> Problem to work on: Send back the entries below exactly as they appear.

[Stored items from a collection]
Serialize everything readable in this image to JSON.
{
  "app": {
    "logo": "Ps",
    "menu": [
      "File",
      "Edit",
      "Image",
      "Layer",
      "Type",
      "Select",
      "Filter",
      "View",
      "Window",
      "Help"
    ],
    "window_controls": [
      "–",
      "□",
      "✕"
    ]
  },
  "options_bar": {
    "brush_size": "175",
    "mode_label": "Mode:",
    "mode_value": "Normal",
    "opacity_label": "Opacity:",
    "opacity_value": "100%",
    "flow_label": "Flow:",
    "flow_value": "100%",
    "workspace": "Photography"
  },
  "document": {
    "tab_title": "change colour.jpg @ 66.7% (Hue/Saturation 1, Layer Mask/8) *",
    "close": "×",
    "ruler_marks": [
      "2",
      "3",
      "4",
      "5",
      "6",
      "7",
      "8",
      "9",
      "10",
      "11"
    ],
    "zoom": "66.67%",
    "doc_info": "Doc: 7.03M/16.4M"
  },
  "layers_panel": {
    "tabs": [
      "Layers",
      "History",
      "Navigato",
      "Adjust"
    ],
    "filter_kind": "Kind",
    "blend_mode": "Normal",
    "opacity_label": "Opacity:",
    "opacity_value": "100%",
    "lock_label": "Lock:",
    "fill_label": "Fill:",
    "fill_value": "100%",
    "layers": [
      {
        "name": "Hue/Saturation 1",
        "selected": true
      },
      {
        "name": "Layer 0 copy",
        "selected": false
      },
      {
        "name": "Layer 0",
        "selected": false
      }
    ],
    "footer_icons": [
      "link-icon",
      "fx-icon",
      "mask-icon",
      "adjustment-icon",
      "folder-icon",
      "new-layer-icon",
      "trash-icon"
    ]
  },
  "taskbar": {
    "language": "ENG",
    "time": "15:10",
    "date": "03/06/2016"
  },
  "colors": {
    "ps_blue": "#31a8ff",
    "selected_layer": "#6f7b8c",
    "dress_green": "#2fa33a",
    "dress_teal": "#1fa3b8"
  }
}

> Expected answer:
Serialize everything readable in this image to JSON.
{
  "app": {
    "logo": "Ps",
    "menu": [
      "File",
      "Edit",
      "Image",
      "Layer",
      "Type",
      "Select",
      "Filter",
      "View",
      "Window",
      "Help"
    ],
    "window_controls": [
      "–",
      "□",
      "✕"
    ]
  },
  "options_bar": {
    "brush_size": "175",
    "mode_label": "Mode:",
    "mode_value": "Normal",
    "opacity_label": "Opacity:",
    "opacity_value": "100%",
    "flow_label": "Flow:",
    "flow_value": "100%",
    "workspace": "Photography"
  },
  "document": {
    "tab_title": "change colour.jpg @ 66.7% (Hue/Saturation 1, Layer Mask/8) *",
    "close": "×",
    "ruler_marks": [
      "2",
      "3",
      "4",
      "5",
      "6",
      "7",
      "8",
      "9",
      "10",
      "11"
    ],
    "zoom": "66.67%",
    "doc_info": "Doc: 7.03M/16.4M"
  },
  "layers_panel": {
    "tabs": [
      "Layers",
      "History",
      "Navigato",
      "Adjust"
    ],
    "filter_kind": "Kind",
    "blend_mode": "Normal",
    "opacity_label": "Opacity:",
    "opacity_value": "100%",
    "lock_label": "Lock:",
    "fill_label": "Fill:",
    "fill_value": "100%",
    "layers": [
      {
        "name": "Hue/Saturation 1",
        "selected": true
      },
      {
        "name": "Layer 0 copy",
        "selected": false
      },
      {
        "name": "Layer 0",
        "selected": false
      }
    ],
    "footer_icons": [
      "link-icon",
      "fx-icon",
      "mask-icon",
      "adjustment-icon",
      "folder-icon",
      "new-layer-icon",
      "trash-icon"
    ]
  },
  "taskbar": {
    "language": "ENG",
    "time": "15:10",
    "date": "03/06/2016"
  },
  "colors": {
    "ps_blue": "#31a8ff",
    "selected_layer": "#6f7b8c",
    "dress_green": "#2fa33a",
    "dress_teal": "#1fa3b8"
  }
}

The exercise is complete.